- _Exercise brief_
Wherever "Figure" appears in a line, list that line.

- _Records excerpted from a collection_

- - -

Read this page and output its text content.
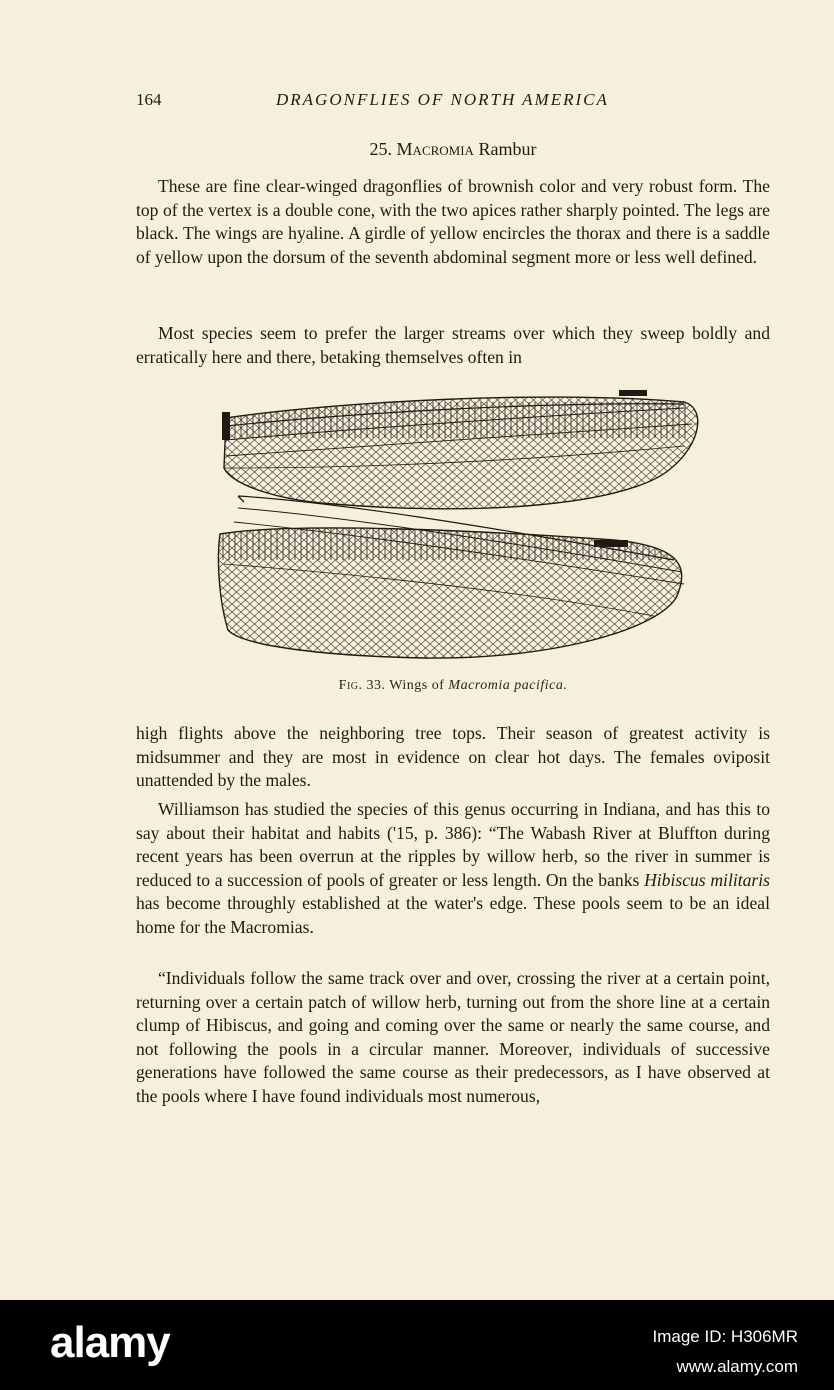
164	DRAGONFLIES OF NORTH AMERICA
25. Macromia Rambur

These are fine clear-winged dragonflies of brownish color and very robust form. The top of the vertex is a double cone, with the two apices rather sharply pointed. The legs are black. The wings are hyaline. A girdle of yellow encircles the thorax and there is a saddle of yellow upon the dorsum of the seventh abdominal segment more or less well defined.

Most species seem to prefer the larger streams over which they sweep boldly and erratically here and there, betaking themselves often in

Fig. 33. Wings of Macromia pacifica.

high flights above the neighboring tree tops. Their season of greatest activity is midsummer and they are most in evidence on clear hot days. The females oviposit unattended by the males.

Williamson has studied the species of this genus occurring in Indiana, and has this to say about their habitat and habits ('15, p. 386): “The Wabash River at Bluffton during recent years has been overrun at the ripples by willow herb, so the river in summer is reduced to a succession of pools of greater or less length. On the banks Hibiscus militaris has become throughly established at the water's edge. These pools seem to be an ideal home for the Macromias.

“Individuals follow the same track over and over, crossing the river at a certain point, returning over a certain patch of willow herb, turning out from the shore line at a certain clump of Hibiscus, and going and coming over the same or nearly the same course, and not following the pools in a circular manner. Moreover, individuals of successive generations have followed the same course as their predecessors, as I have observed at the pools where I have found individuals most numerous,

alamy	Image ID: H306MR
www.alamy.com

- - -

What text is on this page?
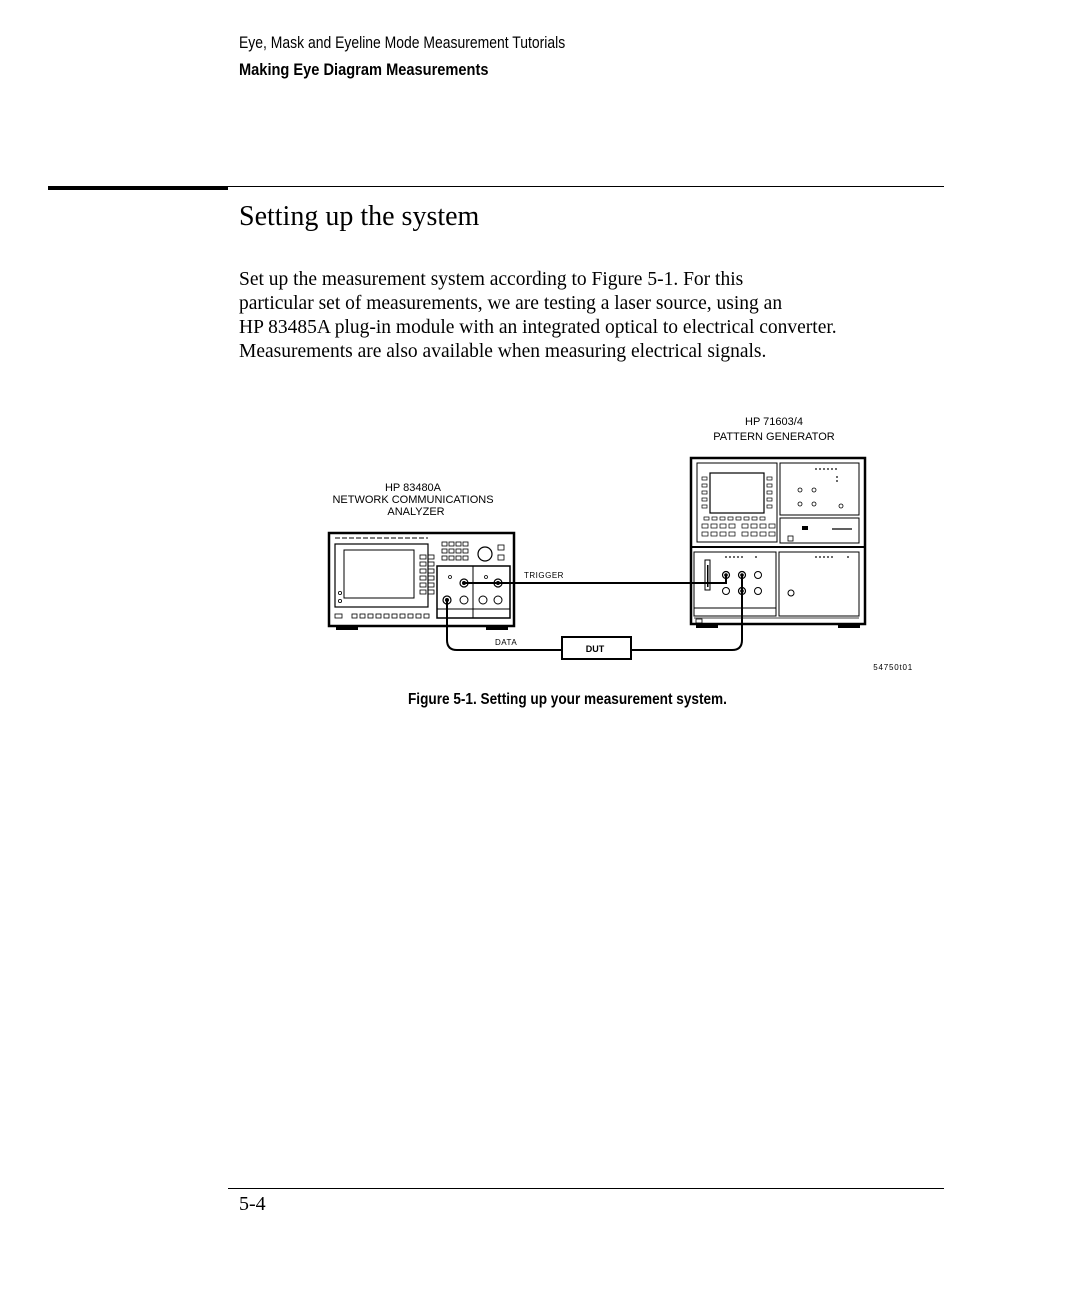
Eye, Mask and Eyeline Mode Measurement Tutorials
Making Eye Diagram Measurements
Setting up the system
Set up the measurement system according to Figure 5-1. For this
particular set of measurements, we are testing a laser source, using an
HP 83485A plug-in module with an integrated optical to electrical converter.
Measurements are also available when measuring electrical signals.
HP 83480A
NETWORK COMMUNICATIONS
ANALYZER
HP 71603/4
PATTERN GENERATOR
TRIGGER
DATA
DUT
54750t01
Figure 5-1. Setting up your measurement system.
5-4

- - -

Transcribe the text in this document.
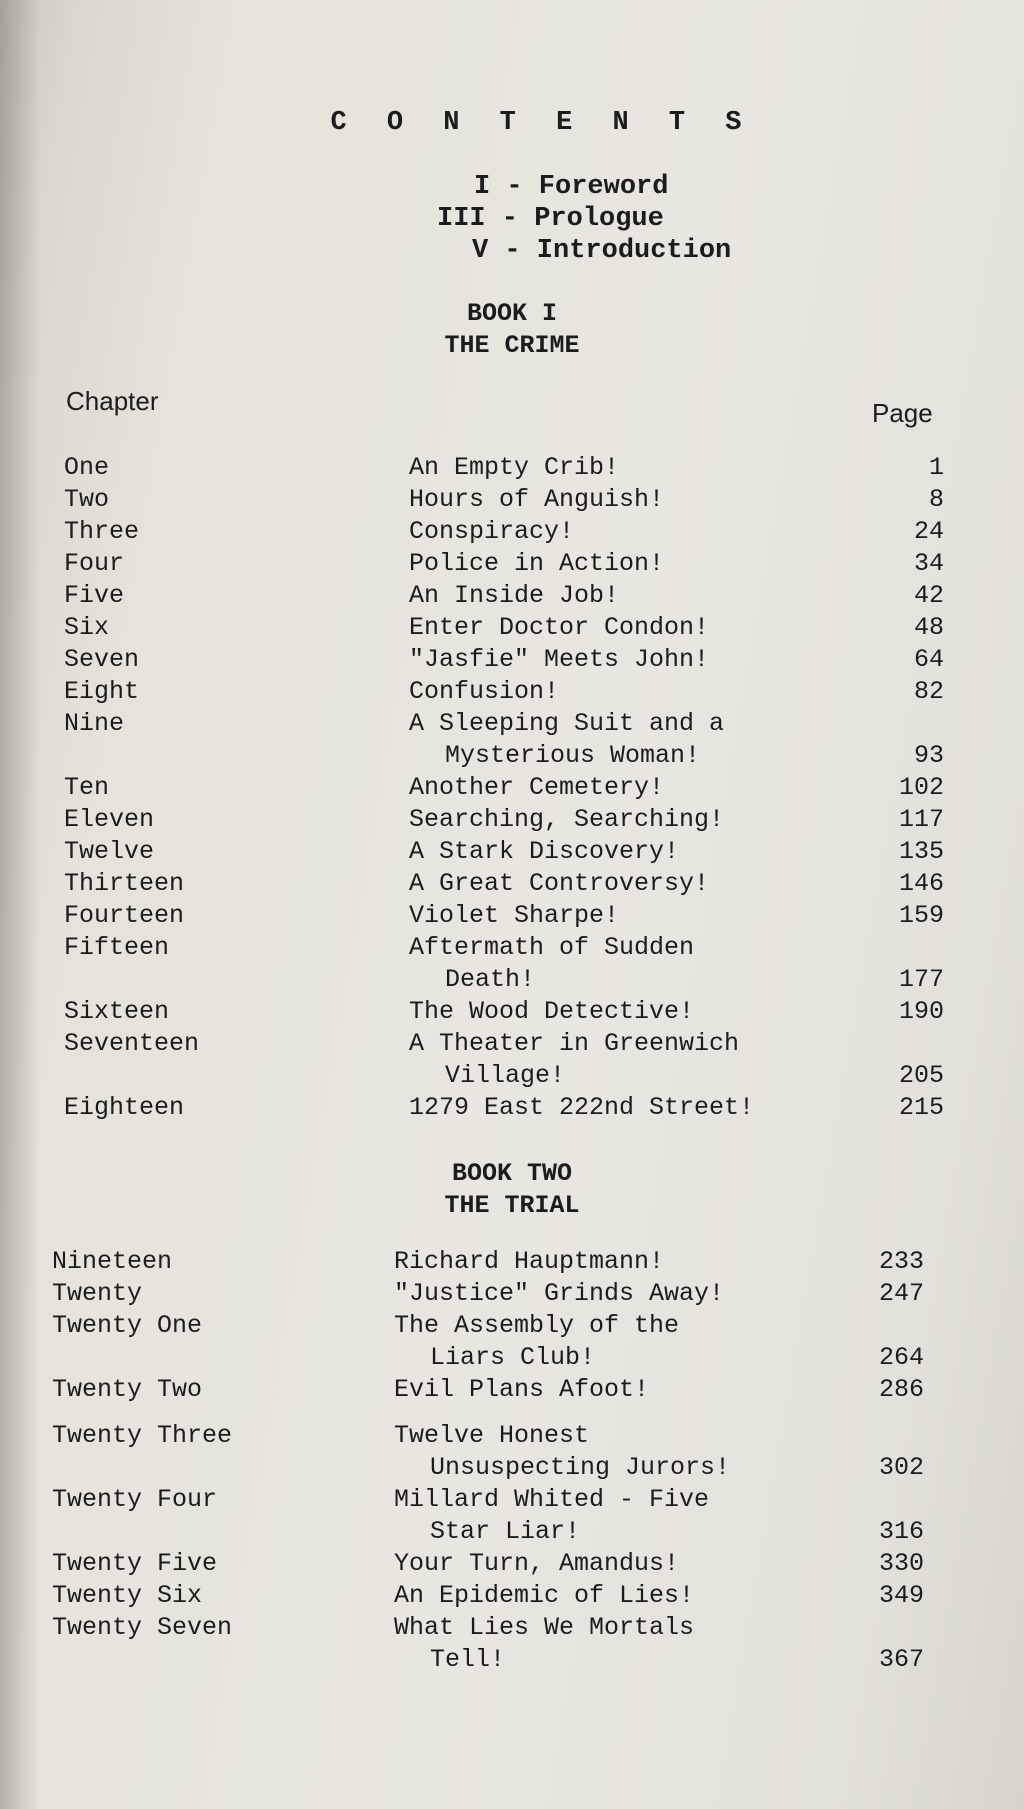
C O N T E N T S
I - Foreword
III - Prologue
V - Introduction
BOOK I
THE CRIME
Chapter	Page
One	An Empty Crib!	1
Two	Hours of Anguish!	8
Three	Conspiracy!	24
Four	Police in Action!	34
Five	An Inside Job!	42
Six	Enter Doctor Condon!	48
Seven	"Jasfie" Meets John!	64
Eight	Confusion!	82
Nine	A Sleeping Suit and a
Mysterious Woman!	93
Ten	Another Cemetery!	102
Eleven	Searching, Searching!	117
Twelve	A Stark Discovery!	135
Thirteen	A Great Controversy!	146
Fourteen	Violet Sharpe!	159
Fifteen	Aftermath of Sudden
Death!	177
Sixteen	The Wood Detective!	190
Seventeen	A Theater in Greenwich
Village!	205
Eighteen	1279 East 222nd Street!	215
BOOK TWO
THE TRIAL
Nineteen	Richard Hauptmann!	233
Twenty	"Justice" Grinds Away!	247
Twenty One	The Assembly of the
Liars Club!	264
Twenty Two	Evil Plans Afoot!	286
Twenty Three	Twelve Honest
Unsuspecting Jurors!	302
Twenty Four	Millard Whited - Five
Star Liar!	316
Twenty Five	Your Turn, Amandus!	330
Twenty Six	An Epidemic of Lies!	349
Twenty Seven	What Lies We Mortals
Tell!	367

- - -

- _Exercise output_
Set up the measurement system according to Figure 5-1. For this
Figure 5-1. Setting up your measurement system.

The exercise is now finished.